#### Records to process ####
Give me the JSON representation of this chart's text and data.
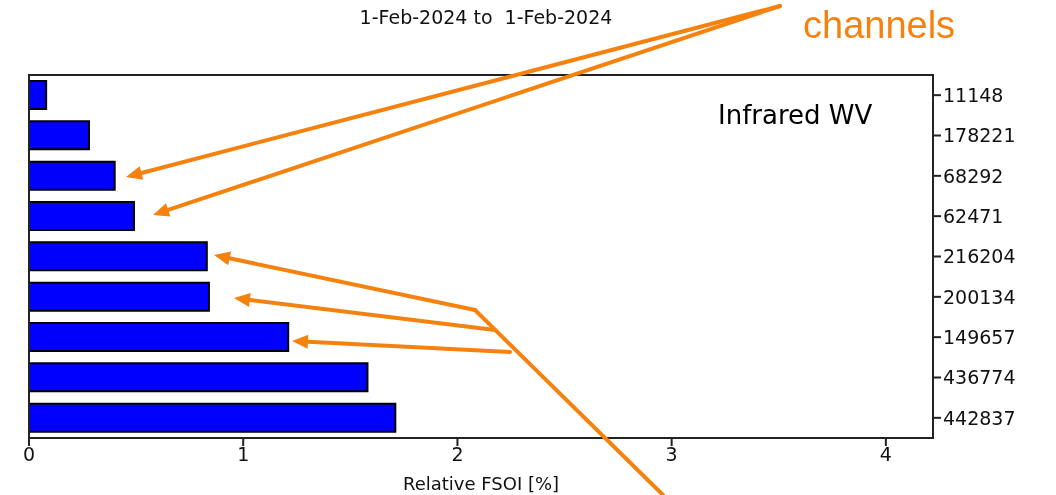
{
  "chart_data": {
    "type": "bar",
    "orientation": "horizontal",
    "title": "1-Feb-2024 to  1-Feb-2024",
    "xlabel": "Relative FSOI [%]",
    "categories": [
      "11148",
      "178221",
      "68292",
      "62471",
      "216204",
      "200134",
      "149657",
      "436774",
      "442837"
    ],
    "values": [
      0.08,
      0.28,
      0.4,
      0.49,
      0.83,
      0.84,
      1.21,
      1.58,
      1.71
    ],
    "color": "#0000ff",
    "xlim": [
      0,
      4.22
    ],
    "xticks": [
      0,
      1,
      2,
      3,
      4
    ],
    "annotations": [
      "Infrared WV",
      "channels"
    ]
  }
}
####
## Problem description
Pictures are not part of the copy; reproduce everything else in the records exactly.

## Exercise result
Give me the JSON representation of this chart's text and data.
{
  "chart_data": {
    "type": "bar",
    "orientation": "horizontal",
    "title": "1-Feb-2024 to  1-Feb-2024",
    "xlabel": "Relative FSOI [%]",
    "categories": [
      "11148",
      "178221",
      "68292",
      "62471",
      "216204",
      "200134",
      "149657",
      "436774",
      "442837"
    ],
    "values": [
      0.08,
      0.28,
      0.4,
      0.49,
      0.83,
      0.84,
      1.21,
      1.58,
      1.71
    ],
    "color": "#0000ff",
    "xlim": [
      0,
      4.22
    ],
    "xticks": [
      0,
      1,
      2,
      3,
      4
    ],
    "annotations": [
      "Infrared WV",
      "channels"
    ]
  }
}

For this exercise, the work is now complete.